[Items from a data source]
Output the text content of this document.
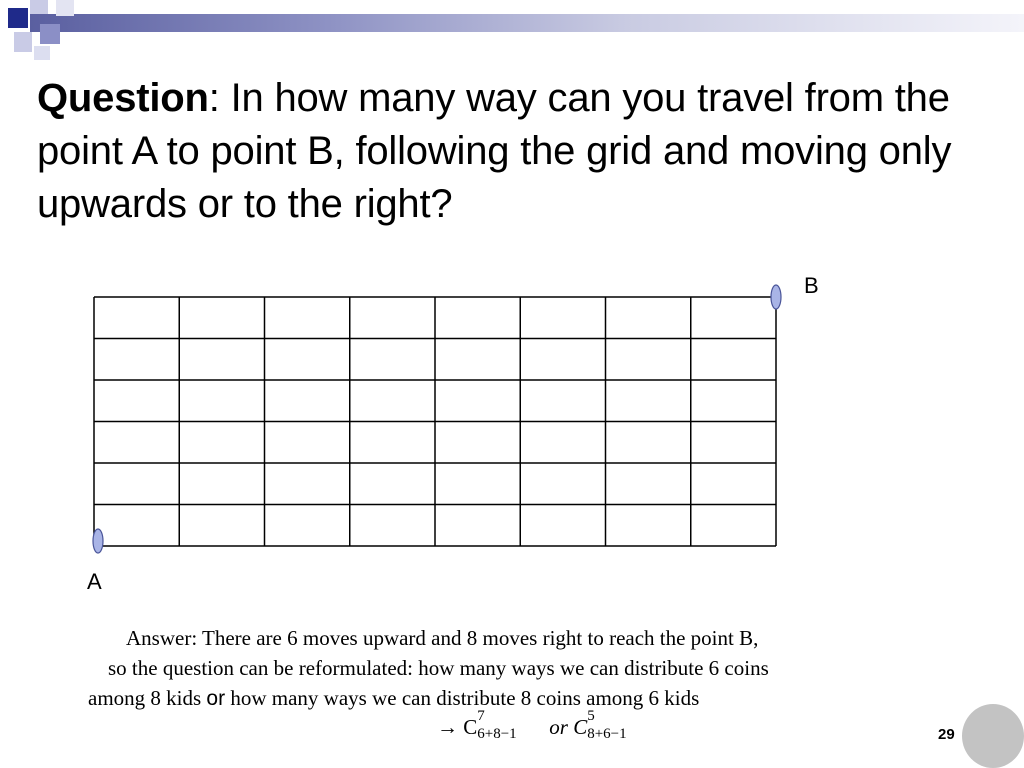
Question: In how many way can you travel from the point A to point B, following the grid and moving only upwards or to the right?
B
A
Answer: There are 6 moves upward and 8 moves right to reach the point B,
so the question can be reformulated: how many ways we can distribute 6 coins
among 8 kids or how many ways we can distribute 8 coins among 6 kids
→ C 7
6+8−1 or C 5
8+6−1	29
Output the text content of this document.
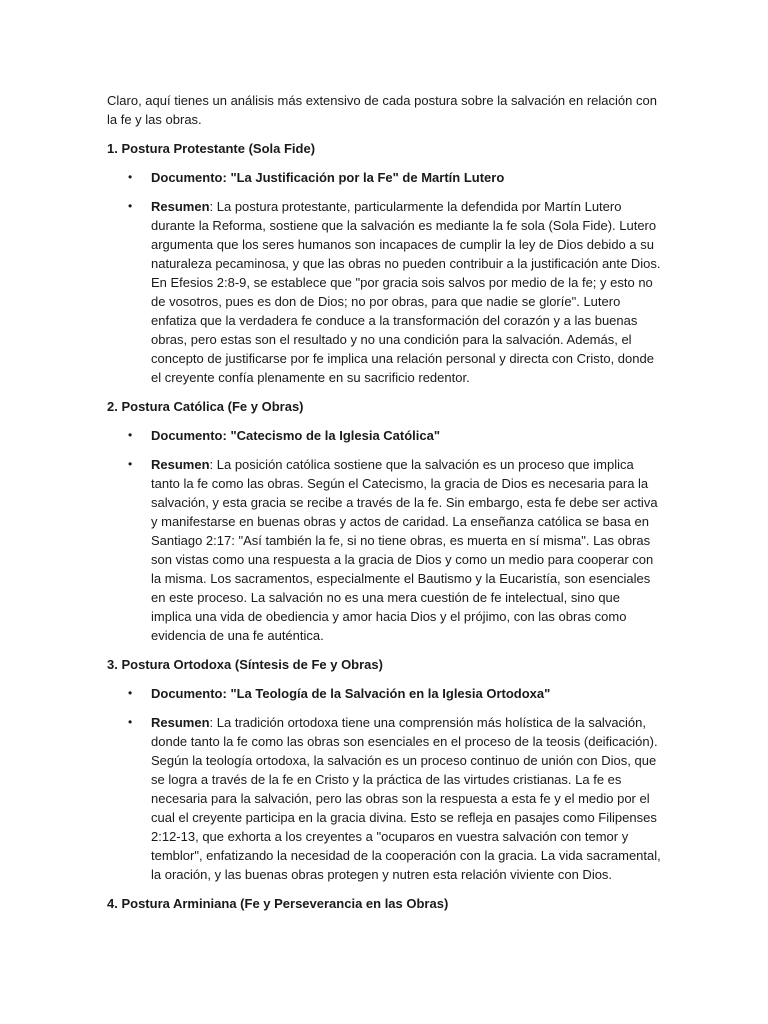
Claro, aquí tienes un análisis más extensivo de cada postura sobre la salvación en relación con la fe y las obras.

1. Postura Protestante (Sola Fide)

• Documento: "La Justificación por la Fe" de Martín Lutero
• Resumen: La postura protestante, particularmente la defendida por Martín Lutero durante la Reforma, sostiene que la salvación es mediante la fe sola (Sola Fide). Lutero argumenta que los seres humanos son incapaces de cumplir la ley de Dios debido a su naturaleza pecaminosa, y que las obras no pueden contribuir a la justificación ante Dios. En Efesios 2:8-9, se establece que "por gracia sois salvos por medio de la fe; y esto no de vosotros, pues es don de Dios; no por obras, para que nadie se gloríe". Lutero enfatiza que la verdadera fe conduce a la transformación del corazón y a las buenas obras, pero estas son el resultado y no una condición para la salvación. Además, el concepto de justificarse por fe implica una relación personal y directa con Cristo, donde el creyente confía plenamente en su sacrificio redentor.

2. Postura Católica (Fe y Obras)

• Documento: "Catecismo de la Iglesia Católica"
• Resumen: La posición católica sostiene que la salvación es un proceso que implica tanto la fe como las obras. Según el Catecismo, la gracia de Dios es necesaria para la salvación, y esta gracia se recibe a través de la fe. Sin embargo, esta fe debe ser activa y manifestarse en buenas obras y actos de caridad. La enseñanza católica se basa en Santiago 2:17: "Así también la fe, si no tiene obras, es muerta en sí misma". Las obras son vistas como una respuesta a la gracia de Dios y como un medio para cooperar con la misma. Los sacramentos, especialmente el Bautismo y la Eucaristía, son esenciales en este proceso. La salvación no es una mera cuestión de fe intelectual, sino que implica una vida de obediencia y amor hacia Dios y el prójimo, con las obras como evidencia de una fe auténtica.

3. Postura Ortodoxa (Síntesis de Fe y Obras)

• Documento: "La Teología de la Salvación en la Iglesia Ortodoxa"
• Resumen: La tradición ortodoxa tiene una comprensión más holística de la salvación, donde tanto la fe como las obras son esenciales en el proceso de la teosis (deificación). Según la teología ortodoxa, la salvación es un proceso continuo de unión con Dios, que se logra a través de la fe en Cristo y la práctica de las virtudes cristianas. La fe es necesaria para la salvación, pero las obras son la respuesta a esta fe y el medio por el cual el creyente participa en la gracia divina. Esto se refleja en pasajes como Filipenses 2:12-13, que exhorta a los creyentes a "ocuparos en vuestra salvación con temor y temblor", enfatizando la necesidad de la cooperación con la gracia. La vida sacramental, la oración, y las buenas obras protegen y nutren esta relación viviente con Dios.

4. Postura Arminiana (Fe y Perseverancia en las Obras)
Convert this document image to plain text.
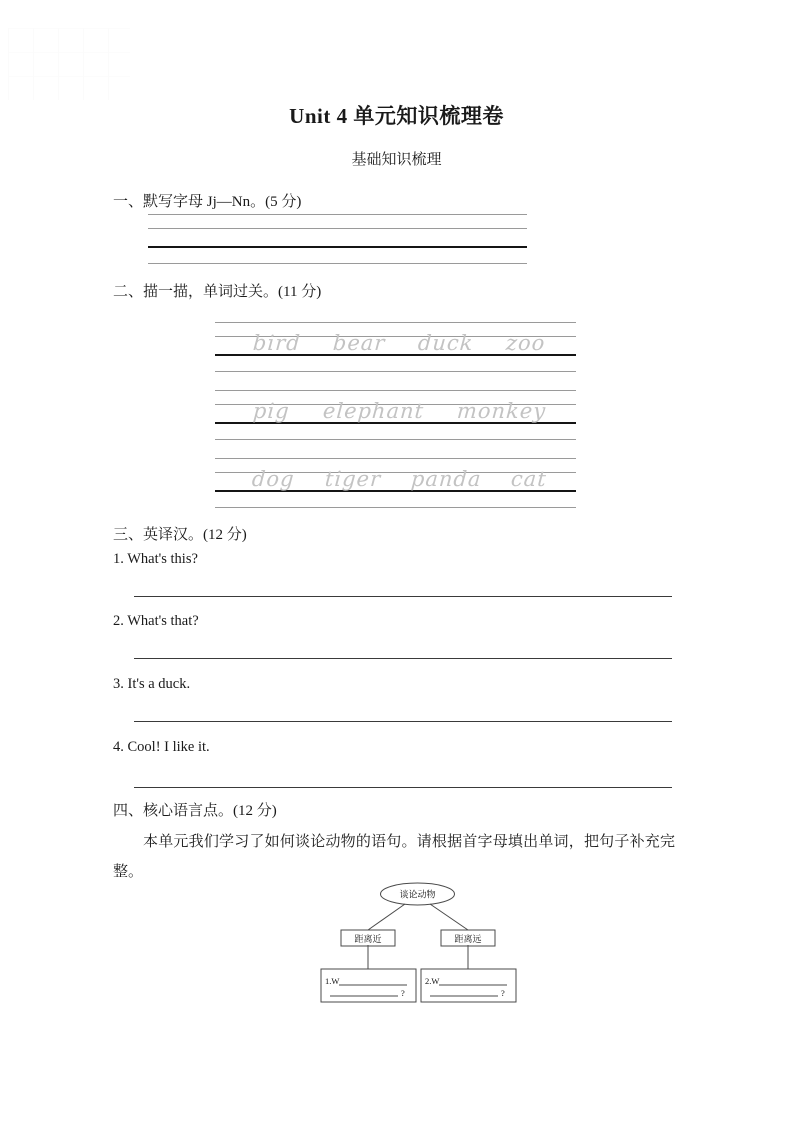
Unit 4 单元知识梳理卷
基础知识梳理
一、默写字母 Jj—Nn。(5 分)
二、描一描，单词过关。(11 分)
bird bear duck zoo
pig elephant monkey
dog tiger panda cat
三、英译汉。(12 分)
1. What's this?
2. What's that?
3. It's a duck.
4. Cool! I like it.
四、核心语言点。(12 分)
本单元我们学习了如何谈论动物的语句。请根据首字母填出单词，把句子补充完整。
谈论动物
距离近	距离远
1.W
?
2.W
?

▸ **What is needed**
Copy and report every line where the word "point" is present.

▸ **Answer in full**
Question: In how many way can you travel from the point A to point B, following the grid and moving only upwards or to the right?
Answer: There are 6 moves upward and 8 moves right to reach the point B,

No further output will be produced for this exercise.